- Opening Delimiter -

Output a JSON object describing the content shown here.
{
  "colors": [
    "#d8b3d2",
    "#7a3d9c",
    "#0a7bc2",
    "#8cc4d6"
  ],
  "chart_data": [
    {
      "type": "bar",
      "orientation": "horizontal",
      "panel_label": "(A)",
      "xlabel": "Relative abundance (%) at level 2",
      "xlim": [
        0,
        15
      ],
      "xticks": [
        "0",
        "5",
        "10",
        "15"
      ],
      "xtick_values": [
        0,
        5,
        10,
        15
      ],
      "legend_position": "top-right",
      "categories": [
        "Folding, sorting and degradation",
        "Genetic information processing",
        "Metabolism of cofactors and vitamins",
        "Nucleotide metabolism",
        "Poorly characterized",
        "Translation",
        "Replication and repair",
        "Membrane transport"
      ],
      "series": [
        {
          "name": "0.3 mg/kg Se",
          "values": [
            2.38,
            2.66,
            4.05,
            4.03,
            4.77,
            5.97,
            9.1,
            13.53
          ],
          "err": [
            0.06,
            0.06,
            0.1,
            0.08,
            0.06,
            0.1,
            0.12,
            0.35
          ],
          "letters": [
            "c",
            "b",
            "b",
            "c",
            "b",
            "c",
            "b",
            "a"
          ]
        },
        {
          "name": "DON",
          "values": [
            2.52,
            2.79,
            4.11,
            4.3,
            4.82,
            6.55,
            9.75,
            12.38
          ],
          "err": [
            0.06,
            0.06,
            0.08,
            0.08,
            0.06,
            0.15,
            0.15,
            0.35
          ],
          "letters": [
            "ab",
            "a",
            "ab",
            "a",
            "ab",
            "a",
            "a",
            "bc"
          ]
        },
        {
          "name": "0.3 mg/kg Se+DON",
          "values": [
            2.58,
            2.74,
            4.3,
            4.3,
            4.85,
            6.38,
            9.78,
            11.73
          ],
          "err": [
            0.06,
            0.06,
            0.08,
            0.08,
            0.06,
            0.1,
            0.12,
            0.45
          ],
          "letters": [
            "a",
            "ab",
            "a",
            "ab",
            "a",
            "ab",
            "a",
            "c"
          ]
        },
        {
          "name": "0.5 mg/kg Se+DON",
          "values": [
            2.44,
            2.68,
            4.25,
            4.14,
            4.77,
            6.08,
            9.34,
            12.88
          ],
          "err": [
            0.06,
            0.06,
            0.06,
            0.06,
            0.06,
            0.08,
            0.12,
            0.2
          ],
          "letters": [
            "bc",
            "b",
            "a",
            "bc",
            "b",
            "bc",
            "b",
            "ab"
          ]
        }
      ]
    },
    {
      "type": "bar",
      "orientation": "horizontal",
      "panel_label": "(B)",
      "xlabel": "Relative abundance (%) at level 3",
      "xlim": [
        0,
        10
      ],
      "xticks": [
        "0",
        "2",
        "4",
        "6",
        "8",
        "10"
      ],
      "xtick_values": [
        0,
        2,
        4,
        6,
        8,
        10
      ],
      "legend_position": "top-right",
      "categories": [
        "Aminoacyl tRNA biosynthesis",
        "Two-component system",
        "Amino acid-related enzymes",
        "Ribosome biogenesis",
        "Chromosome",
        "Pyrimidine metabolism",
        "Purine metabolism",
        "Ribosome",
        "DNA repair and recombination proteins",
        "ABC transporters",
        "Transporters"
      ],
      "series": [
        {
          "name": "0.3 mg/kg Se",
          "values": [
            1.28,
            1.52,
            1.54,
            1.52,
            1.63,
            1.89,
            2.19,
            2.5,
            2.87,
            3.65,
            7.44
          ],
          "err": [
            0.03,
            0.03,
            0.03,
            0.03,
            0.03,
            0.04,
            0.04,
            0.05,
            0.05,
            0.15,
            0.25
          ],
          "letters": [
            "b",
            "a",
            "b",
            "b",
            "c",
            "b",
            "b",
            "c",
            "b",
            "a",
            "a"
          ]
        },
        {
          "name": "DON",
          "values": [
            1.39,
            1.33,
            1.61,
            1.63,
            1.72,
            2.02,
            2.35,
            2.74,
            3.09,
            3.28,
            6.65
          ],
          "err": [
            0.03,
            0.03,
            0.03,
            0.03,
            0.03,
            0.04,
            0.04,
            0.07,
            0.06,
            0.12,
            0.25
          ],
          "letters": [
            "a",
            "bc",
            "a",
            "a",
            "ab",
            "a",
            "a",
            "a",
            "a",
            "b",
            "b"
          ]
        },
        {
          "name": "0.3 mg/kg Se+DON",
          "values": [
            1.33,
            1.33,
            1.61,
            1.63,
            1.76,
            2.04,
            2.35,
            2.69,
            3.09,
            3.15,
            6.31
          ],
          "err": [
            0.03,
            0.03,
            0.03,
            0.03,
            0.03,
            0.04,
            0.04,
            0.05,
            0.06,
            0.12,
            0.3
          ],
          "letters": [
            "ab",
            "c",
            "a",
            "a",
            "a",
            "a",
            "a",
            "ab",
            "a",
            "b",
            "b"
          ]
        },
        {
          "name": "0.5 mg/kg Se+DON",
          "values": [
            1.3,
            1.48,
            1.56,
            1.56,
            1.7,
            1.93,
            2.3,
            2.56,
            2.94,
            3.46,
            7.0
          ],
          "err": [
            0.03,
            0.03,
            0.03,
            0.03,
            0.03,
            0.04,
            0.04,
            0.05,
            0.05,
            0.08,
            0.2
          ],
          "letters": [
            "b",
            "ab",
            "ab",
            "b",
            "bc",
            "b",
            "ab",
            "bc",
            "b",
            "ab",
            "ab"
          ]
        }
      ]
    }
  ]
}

- Closing Delimiter -

◆ **YOUR TASK**: Could you repeat the listing above, exactly as it is shown?

◆ **ANSWER TO THIS EXERCISE**:
Output a JSON object describing the content shown here.
{
  "colors": [
    "#d8b3d2",
    "#7a3d9c",
    "#0a7bc2",
    "#8cc4d6"
  ],
  "chart_data": [
    {
      "type": "bar",
      "orientation": "horizontal",
      "panel_label": "(A)",
      "xlabel": "Relative abundance (%) at level 2",
      "xlim": [
        0,
        15
      ],
      "xticks": [
        "0",
        "5",
        "10",
        "15"
      ],
      "xtick_values": [
        0,
        5,
        10,
        15
      ],
      "legend_position": "top-right",
      "categories": [
        "Folding, sorting and degradation",
        "Genetic information processing",
        "Metabolism of cofactors and vitamins",
        "Nucleotide metabolism",
        "Poorly characterized",
        "Translation",
        "Replication and repair",
        "Membrane transport"
      ],
      "series": [
        {
          "name": "0.3 mg/kg Se",
          "values": [
            2.38,
            2.66,
            4.05,
            4.03,
            4.77,
            5.97,
            9.1,
            13.53
          ],
          "err": [
            0.06,
            0.06,
            0.1,
            0.08,
            0.06,
            0.1,
            0.12,
            0.35
          ],
          "letters": [
            "c",
            "b",
            "b",
            "c",
            "b",
            "c",
            "b",
            "a"
          ]
        },
        {
          "name": "DON",
          "values": [
            2.52,
            2.79,
            4.11,
            4.3,
            4.82,
            6.55,
            9.75,
            12.38
          ],
          "err": [
            0.06,
            0.06,
            0.08,
            0.08,
            0.06,
            0.15,
            0.15,
            0.35
          ],
          "letters": [
            "ab",
            "a",
            "ab",
            "a",
            "ab",
            "a",
            "a",
            "bc"
          ]
        },
        {
          "name": "0.3 mg/kg Se+DON",
          "values": [
            2.58,
            2.74,
            4.3,
            4.3,
            4.85,
            6.38,
            9.78,
            11.73
          ],
          "err": [
            0.06,
            0.06,
            0.08,
            0.08,
            0.06,
            0.1,
            0.12,
            0.45
          ],
          "letters": [
            "a",
            "ab",
            "a",
            "ab",
            "a",
            "ab",
            "a",
            "c"
          ]
        },
        {
          "name": "0.5 mg/kg Se+DON",
          "values": [
            2.44,
            2.68,
            4.25,
            4.14,
            4.77,
            6.08,
            9.34,
            12.88
          ],
          "err": [
            0.06,
            0.06,
            0.06,
            0.06,
            0.06,
            0.08,
            0.12,
            0.2
          ],
          "letters": [
            "bc",
            "b",
            "a",
            "bc",
            "b",
            "bc",
            "b",
            "ab"
          ]
        }
      ]
    },
    {
      "type": "bar",
      "orientation": "horizontal",
      "panel_label": "(B)",
      "xlabel": "Relative abundance (%) at level 3",
      "xlim": [
        0,
        10
      ],
      "xticks": [
        "0",
        "2",
        "4",
        "6",
        "8",
        "10"
      ],
      "xtick_values": [
        0,
        2,
        4,
        6,
        8,
        10
      ],
      "legend_position": "top-right",
      "categories": [
        "Aminoacyl tRNA biosynthesis",
        "Two-component system",
        "Amino acid-related enzymes",
        "Ribosome biogenesis",
        "Chromosome",
        "Pyrimidine metabolism",
        "Purine metabolism",
        "Ribosome",
        "DNA repair and recombination proteins",
        "ABC transporters",
        "Transporters"
      ],
      "series": [
        {
          "name": "0.3 mg/kg Se",
          "values": [
            1.28,
            1.52,
            1.54,
            1.52,
            1.63,
            1.89,
            2.19,
            2.5,
            2.87,
            3.65,
            7.44
          ],
          "err": [
            0.03,
            0.03,
            0.03,
            0.03,
            0.03,
            0.04,
            0.04,
            0.05,
            0.05,
            0.15,
            0.25
          ],
          "letters": [
            "b",
            "a",
            "b",
            "b",
            "c",
            "b",
            "b",
            "c",
            "b",
            "a",
            "a"
          ]
        },
        {
          "name": "DON",
          "values": [
            1.39,
            1.33,
            1.61,
            1.63,
            1.72,
            2.02,
            2.35,
            2.74,
            3.09,
            3.28,
            6.65
          ],
          "err": [
            0.03,
            0.03,
            0.03,
            0.03,
            0.03,
            0.04,
            0.04,
            0.07,
            0.06,
            0.12,
            0.25
          ],
          "letters": [
            "a",
            "bc",
            "a",
            "a",
            "ab",
            "a",
            "a",
            "a",
            "a",
            "b",
            "b"
          ]
        },
        {
          "name": "0.3 mg/kg Se+DON",
          "values": [
            1.33,
            1.33,
            1.61,
            1.63,
            1.76,
            2.04,
            2.35,
            2.69,
            3.09,
            3.15,
            6.31
          ],
          "err": [
            0.03,
            0.03,
            0.03,
            0.03,
            0.03,
            0.04,
            0.04,
            0.05,
            0.06,
            0.12,
            0.3
          ],
          "letters": [
            "ab",
            "c",
            "a",
            "a",
            "a",
            "a",
            "a",
            "ab",
            "a",
            "b",
            "b"
          ]
        },
        {
          "name": "0.5 mg/kg Se+DON",
          "values": [
            1.3,
            1.48,
            1.56,
            1.56,
            1.7,
            1.93,
            2.3,
            2.56,
            2.94,
            3.46,
            7.0
          ],
          "err": [
            0.03,
            0.03,
            0.03,
            0.03,
            0.03,
            0.04,
            0.04,
            0.05,
            0.05,
            0.08,
            0.2
          ],
          "letters": [
            "b",
            "ab",
            "ab",
            "b",
            "bc",
            "b",
            "ab",
            "bc",
            "b",
            "ab",
            "ab"
          ]
        }
      ]
    }
  ]
}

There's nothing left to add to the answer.